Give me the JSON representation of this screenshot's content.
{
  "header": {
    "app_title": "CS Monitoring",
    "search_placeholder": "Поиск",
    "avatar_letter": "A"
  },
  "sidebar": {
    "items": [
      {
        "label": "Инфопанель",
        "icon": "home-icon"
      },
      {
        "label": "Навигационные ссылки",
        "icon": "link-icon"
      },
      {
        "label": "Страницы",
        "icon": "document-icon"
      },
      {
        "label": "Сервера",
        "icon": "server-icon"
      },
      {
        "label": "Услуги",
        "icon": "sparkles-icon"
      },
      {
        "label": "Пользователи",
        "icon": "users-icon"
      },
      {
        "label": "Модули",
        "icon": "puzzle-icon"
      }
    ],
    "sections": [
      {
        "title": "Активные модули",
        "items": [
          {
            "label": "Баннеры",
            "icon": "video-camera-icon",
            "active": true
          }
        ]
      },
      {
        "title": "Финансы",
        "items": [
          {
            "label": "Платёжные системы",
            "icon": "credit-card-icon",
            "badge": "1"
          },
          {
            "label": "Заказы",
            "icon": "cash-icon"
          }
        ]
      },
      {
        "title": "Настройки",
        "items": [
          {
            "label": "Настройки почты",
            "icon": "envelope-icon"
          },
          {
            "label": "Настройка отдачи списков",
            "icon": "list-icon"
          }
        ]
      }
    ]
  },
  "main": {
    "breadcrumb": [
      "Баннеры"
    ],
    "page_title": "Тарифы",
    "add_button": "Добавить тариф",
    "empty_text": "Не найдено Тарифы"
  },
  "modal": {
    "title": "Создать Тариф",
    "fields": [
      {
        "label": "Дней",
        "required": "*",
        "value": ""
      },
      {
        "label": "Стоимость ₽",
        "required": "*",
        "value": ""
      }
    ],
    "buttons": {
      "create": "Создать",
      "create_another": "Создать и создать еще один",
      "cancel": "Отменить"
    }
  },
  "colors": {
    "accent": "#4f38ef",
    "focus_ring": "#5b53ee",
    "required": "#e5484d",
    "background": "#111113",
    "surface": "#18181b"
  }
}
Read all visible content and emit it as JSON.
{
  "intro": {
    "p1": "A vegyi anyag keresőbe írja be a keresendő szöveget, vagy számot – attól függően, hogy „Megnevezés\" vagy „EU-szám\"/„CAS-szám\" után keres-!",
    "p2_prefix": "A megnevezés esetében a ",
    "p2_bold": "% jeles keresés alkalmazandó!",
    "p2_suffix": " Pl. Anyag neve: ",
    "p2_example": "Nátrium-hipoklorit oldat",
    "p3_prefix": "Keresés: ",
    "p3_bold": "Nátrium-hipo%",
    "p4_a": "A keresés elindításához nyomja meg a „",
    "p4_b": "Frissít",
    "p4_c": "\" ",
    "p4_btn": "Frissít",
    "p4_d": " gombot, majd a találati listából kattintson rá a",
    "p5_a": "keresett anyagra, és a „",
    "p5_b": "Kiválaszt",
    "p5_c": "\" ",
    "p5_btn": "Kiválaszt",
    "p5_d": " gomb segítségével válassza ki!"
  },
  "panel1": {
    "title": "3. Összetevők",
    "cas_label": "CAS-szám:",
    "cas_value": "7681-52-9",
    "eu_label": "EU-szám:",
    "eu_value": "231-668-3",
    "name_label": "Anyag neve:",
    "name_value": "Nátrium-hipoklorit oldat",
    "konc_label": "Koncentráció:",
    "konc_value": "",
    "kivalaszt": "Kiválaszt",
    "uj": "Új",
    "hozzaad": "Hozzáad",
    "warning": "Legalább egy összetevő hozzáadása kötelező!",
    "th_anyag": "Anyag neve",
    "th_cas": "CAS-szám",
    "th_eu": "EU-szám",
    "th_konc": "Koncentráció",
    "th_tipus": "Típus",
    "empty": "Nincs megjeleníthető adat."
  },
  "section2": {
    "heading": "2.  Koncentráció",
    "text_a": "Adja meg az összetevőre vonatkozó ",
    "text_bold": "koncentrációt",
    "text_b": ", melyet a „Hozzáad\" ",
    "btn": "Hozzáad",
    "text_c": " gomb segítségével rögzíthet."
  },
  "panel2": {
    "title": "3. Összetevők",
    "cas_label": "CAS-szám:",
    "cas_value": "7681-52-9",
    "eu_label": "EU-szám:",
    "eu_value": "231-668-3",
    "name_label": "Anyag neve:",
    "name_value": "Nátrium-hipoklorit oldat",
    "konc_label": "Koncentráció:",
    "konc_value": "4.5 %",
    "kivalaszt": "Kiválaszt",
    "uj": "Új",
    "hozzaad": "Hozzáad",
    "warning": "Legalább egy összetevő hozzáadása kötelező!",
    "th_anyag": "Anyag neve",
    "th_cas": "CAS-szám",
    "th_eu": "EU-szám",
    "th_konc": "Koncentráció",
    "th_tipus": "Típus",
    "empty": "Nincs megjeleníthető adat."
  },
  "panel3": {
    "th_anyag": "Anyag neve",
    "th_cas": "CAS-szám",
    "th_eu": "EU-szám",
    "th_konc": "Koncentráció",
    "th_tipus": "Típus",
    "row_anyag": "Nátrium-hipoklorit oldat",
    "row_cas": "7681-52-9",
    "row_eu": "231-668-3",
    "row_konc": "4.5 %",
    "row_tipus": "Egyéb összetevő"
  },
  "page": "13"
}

:::

#### [Exercise details]
Copy out all of the lines above exactly.

#### [In response]
Give me the JSON representation of this screenshot's content.
{
  "header": {
    "app_title": "CS Monitoring",
    "search_placeholder": "Поиск",
    "avatar_letter": "A"
  },
  "sidebar": {
    "items": [
      {
        "label": "Инфопанель",
        "icon": "home-icon"
      },
      {
        "label": "Навигационные ссылки",
        "icon": "link-icon"
      },
      {
        "label": "Страницы",
        "icon": "document-icon"
      },
      {
        "label": "Сервера",
        "icon": "server-icon"
      },
      {
        "label": "Услуги",
        "icon": "sparkles-icon"
      },
      {
        "label": "Пользователи",
        "icon": "users-icon"
      },
      {
        "label": "Модули",
        "icon": "puzzle-icon"
      }
    ],
    "sections": [
      {
        "title": "Активные модули",
        "items": [
          {
            "label": "Баннеры",
            "icon": "video-camera-icon",
            "active": true
          }
        ]
      },
      {
        "title": "Финансы",
        "items": [
          {
            "label": "Платёжные системы",
            "icon": "credit-card-icon",
            "badge": "1"
          },
          {
            "label": "Заказы",
            "icon": "cash-icon"
          }
        ]
      },
      {
        "title": "Настройки",
        "items": [
          {
            "label": "Настройки почты",
            "icon": "envelope-icon"
          },
          {
            "label": "Настройка отдачи списков",
            "icon": "list-icon"
          }
        ]
      }
    ]
  },
  "main": {
    "breadcrumb": [
      "Баннеры"
    ],
    "page_title": "Тарифы",
    "add_button": "Добавить тариф",
    "empty_text": "Не найдено Тарифы"
  },
  "modal": {
    "title": "Создать Тариф",
    "fields": [
      {
        "label": "Дней",
        "required": "*",
        "value": ""
      },
      {
        "label": "Стоимость ₽",
        "required": "*",
        "value": ""
      }
    ],
    "buttons": {
      "create": "Создать",
      "create_another": "Создать и создать еще один",
      "cancel": "Отменить"
    }
  },
  "colors": {
    "accent": "#4f38ef",
    "focus_ring": "#5b53ee",
    "required": "#e5484d",
    "background": "#111113",
    "surface": "#18181b"
  }
}
Read all visible content and emit it as JSON.
{
  "intro": {
    "p1": "A vegyi anyag keresőbe írja be a keresendő szöveget, vagy számot – attól függően, hogy „Megnevezés\" vagy „EU-szám\"/„CAS-szám\" után keres-!",
    "p2_prefix": "A megnevezés esetében a ",
    "p2_bold": "% jeles keresés alkalmazandó!",
    "p2_suffix": " Pl. Anyag neve: ",
    "p2_example": "Nátrium-hipoklorit oldat",
    "p3_prefix": "Keresés: ",
    "p3_bold": "Nátrium-hipo%",
    "p4_a": "A keresés elindításához nyomja meg a „",
    "p4_b": "Frissít",
    "p4_c": "\" ",
    "p4_btn": "Frissít",
    "p4_d": " gombot, majd a találati listából kattintson rá a",
    "p5_a": "keresett anyagra, és a „",
    "p5_b": "Kiválaszt",
    "p5_c": "\" ",
    "p5_btn": "Kiválaszt",
    "p5_d": " gomb segítségével válassza ki!"
  },
  "panel1": {
    "title": "3. Összetevők",
    "cas_label": "CAS-szám:",
    "cas_value": "7681-52-9",
    "eu_label": "EU-szám:",
    "eu_value": "231-668-3",
    "name_label": "Anyag neve:",
    "name_value": "Nátrium-hipoklorit oldat",
    "konc_label": "Koncentráció:",
    "konc_value": "",
    "kivalaszt": "Kiválaszt",
    "uj": "Új",
    "hozzaad": "Hozzáad",
    "warning": "Legalább egy összetevő hozzáadása kötelező!",
    "th_anyag": "Anyag neve",
    "th_cas": "CAS-szám",
    "th_eu": "EU-szám",
    "th_konc": "Koncentráció",
    "th_tipus": "Típus",
    "empty": "Nincs megjeleníthető adat."
  },
  "section2": {
    "heading": "2.  Koncentráció",
    "text_a": "Adja meg az összetevőre vonatkozó ",
    "text_bold": "koncentrációt",
    "text_b": ", melyet a „Hozzáad\" ",
    "btn": "Hozzáad",
    "text_c": " gomb segítségével rögzíthet."
  },
  "panel2": {
    "title": "3. Összetevők",
    "cas_label": "CAS-szám:",
    "cas_value": "7681-52-9",
    "eu_label": "EU-szám:",
    "eu_value": "231-668-3",
    "name_label": "Anyag neve:",
    "name_value": "Nátrium-hipoklorit oldat",
    "konc_label": "Koncentráció:",
    "konc_value": "4.5 %",
    "kivalaszt": "Kiválaszt",
    "uj": "Új",
    "hozzaad": "Hozzáad",
    "warning": "Legalább egy összetevő hozzáadása kötelező!",
    "th_anyag": "Anyag neve",
    "th_cas": "CAS-szám",
    "th_eu": "EU-szám",
    "th_konc": "Koncentráció",
    "th_tipus": "Típus",
    "empty": "Nincs megjeleníthető adat."
  },
  "panel3": {
    "th_anyag": "Anyag neve",
    "th_cas": "CAS-szám",
    "th_eu": "EU-szám",
    "th_konc": "Koncentráció",
    "th_tipus": "Típus",
    "row_anyag": "Nátrium-hipoklorit oldat",
    "row_cas": "7681-52-9",
    "row_eu": "231-668-3",
    "row_konc": "4.5 %",
    "row_tipus": "Egyéb összetevő"
  },
  "page": "13"
}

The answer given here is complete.